(Stored records)
--------------------------------------------------

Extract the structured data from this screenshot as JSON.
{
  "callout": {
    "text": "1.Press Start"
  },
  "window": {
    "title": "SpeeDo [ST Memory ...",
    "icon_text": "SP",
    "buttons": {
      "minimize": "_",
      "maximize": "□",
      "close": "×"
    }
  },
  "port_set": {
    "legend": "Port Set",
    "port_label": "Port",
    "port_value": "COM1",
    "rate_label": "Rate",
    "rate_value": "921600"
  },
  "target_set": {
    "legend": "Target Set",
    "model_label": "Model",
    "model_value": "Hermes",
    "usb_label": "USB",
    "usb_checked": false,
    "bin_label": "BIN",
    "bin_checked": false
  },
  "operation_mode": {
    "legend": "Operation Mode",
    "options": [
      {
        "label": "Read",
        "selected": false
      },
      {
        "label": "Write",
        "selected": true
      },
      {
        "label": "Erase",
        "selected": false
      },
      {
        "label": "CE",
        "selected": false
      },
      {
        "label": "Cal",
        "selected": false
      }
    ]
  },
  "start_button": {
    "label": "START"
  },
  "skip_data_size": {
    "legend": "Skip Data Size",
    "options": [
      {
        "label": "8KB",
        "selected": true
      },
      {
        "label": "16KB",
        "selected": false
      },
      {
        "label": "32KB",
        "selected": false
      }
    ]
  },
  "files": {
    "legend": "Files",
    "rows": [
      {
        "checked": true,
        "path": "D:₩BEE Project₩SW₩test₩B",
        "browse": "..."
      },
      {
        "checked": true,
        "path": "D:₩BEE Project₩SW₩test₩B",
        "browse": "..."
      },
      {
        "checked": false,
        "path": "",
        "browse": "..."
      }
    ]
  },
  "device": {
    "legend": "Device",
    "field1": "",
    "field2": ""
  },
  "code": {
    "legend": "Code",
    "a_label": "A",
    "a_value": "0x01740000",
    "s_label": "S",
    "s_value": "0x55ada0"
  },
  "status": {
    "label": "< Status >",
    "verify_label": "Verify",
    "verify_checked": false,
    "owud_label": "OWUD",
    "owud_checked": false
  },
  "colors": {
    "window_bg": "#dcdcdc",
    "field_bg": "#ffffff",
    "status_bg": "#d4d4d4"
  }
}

--------------------------------------------------

All of the data shown above must be copied exactly.

Extract the structured data from this screenshot as JSON.
{
  "callout": {
    "text": "1.Press Start"
  },
  "window": {
    "title": "SpeeDo [ST Memory ...",
    "icon_text": "SP",
    "buttons": {
      "minimize": "_",
      "maximize": "□",
      "close": "×"
    }
  },
  "port_set": {
    "legend": "Port Set",
    "port_label": "Port",
    "port_value": "COM1",
    "rate_label": "Rate",
    "rate_value": "921600"
  },
  "target_set": {
    "legend": "Target Set",
    "model_label": "Model",
    "model_value": "Hermes",
    "usb_label": "USB",
    "usb_checked": false,
    "bin_label": "BIN",
    "bin_checked": false
  },
  "operation_mode": {
    "legend": "Operation Mode",
    "options": [
      {
        "label": "Read",
        "selected": false
      },
      {
        "label": "Write",
        "selected": true
      },
      {
        "label": "Erase",
        "selected": false
      },
      {
        "label": "CE",
        "selected": false
      },
      {
        "label": "Cal",
        "selected": false
      }
    ]
  },
  "start_button": {
    "label": "START"
  },
  "skip_data_size": {
    "legend": "Skip Data Size",
    "options": [
      {
        "label": "8KB",
        "selected": true
      },
      {
        "label": "16KB",
        "selected": false
      },
      {
        "label": "32KB",
        "selected": false
      }
    ]
  },
  "files": {
    "legend": "Files",
    "rows": [
      {
        "checked": true,
        "path": "D:₩BEE Project₩SW₩test₩B",
        "browse": "..."
      },
      {
        "checked": true,
        "path": "D:₩BEE Project₩SW₩test₩B",
        "browse": "..."
      },
      {
        "checked": false,
        "path": "",
        "browse": "..."
      }
    ]
  },
  "device": {
    "legend": "Device",
    "field1": "",
    "field2": ""
  },
  "code": {
    "legend": "Code",
    "a_label": "A",
    "a_value": "0x01740000",
    "s_label": "S",
    "s_value": "0x55ada0"
  },
  "status": {
    "label": "< Status >",
    "verify_label": "Verify",
    "verify_checked": false,
    "owud_label": "OWUD",
    "owud_checked": false
  },
  "colors": {
    "window_bg": "#dcdcdc",
    "field_bg": "#ffffff",
    "status_bg": "#d4d4d4"
  }
}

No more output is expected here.